(Data records)
________________________
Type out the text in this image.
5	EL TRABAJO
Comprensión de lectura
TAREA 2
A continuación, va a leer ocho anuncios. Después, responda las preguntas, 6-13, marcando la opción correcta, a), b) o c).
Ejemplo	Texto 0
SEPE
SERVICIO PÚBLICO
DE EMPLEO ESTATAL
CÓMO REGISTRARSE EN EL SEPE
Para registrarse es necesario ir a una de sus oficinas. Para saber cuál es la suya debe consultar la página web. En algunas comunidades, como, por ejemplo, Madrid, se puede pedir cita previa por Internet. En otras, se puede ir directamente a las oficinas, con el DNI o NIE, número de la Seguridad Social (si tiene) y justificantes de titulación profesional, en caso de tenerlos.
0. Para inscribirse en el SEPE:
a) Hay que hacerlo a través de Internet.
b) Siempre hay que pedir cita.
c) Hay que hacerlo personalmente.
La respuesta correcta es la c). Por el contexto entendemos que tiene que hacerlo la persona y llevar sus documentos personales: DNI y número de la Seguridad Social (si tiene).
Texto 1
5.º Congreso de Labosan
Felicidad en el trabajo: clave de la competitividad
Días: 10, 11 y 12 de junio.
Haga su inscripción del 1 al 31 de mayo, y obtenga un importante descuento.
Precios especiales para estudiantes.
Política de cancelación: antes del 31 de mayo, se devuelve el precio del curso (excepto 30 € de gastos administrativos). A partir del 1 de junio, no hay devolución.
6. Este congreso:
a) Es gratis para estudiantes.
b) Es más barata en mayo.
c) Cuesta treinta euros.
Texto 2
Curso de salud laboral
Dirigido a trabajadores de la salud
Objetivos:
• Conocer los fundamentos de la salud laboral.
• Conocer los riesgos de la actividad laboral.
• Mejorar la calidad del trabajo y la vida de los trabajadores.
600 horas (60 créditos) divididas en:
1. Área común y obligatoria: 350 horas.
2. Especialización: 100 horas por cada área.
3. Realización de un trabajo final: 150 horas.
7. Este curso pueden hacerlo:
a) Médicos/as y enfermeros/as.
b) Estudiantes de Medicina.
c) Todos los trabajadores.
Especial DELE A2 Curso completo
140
________________________
- The request -
Gather up every line from the listing above in which the word "correcta" occurs.

- Solved problem -
A continuación, va a leer ocho anuncios. Después, responda las preguntas, 6-13, marcando la opción correcta, a), b) o c).
La respuesta correcta es la c). Por el contexto entendemos que tiene que hacerlo la persona y llevar sus documentos personales: DNI y número de la Seguridad Social (si tiene).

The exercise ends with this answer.